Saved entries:
--- begin ---
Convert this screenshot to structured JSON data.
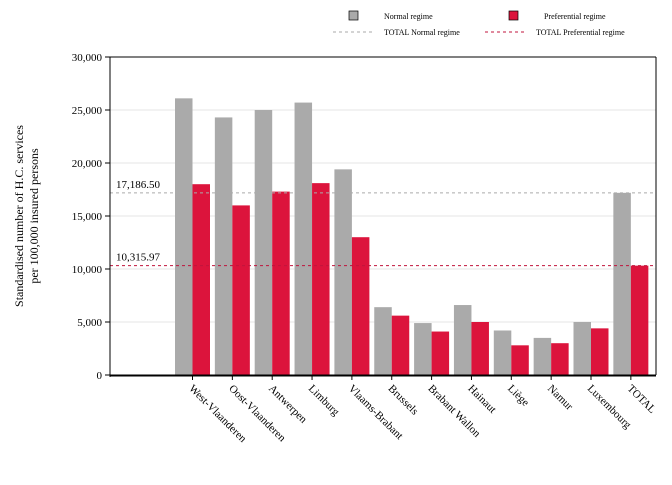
{
  "chart_data": {
    "type": "bar",
    "categories": [
      "West-Vlaanderen",
      "Oost-Vlaanderen",
      "Antwerpen",
      "Limburg",
      "Vlaams-Brabant",
      "Brussels",
      "Brabant Wallon",
      "Hainaut",
      "Liège",
      "Namur",
      "Luxembourg",
      "TOTAL"
    ],
    "series": [
      {
        "name": "Normal regime",
        "color": "#aaaaaa",
        "values": [
          26100,
          24300,
          25000,
          25700,
          19400,
          6400,
          4900,
          6600,
          4200,
          3500,
          5000,
          17186.5
        ]
      },
      {
        "name": "Preferential regime",
        "color": "#dc143c",
        "values": [
          18000,
          16000,
          17300,
          18100,
          13000,
          5600,
          4100,
          5000,
          2800,
          3000,
          4400,
          10315.97
        ]
      }
    ],
    "reference_lines": [
      {
        "name": "TOTAL Normal regime",
        "value": 17186.5,
        "label": "17,186.50",
        "color": "#aaaaaa",
        "style": "dashed"
      },
      {
        "name": "TOTAL Preferential regime",
        "value": 10315.97,
        "label": "10,315.97",
        "color": "#c0143c",
        "style": "dashed"
      }
    ],
    "ylabel_lines": [
      "Standardised number of H.C. services",
      "per 100,000 insured persons"
    ],
    "xlabel": "",
    "title": "",
    "ylim": [
      0,
      30000
    ],
    "yticks": [
      0,
      5000,
      10000,
      15000,
      20000,
      25000,
      30000
    ],
    "ytick_labels": [
      "0",
      "5,000",
      "10,000",
      "15,000",
      "20,000",
      "25,000",
      "30,000"
    ],
    "grid": true,
    "legend_position": "top-right"
  }
}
--- end ---
Exclude the images and reproduce the remaining data exactly.

Solution to this exercise:
Convert this screenshot to structured JSON data.
{
  "chart_data": {
    "type": "bar",
    "categories": [
      "West-Vlaanderen",
      "Oost-Vlaanderen",
      "Antwerpen",
      "Limburg",
      "Vlaams-Brabant",
      "Brussels",
      "Brabant Wallon",
      "Hainaut",
      "Liège",
      "Namur",
      "Luxembourg",
      "TOTAL"
    ],
    "series": [
      {
        "name": "Normal regime",
        "color": "#aaaaaa",
        "values": [
          26100,
          24300,
          25000,
          25700,
          19400,
          6400,
          4900,
          6600,
          4200,
          3500,
          5000,
          17186.5
        ]
      },
      {
        "name": "Preferential regime",
        "color": "#dc143c",
        "values": [
          18000,
          16000,
          17300,
          18100,
          13000,
          5600,
          4100,
          5000,
          2800,
          3000,
          4400,
          10315.97
        ]
      }
    ],
    "reference_lines": [
      {
        "name": "TOTAL Normal regime",
        "value": 17186.5,
        "label": "17,186.50",
        "color": "#aaaaaa",
        "style": "dashed"
      },
      {
        "name": "TOTAL Preferential regime",
        "value": 10315.97,
        "label": "10,315.97",
        "color": "#c0143c",
        "style": "dashed"
      }
    ],
    "ylabel_lines": [
      "Standardised number of H.C. services",
      "per 100,000 insured persons"
    ],
    "xlabel": "",
    "title": "",
    "ylim": [
      0,
      30000
    ],
    "yticks": [
      0,
      5000,
      10000,
      15000,
      20000,
      25000,
      30000
    ],
    "ytick_labels": [
      "0",
      "5,000",
      "10,000",
      "15,000",
      "20,000",
      "25,000",
      "30,000"
    ],
    "grid": true,
    "legend_position": "top-right"
  }
}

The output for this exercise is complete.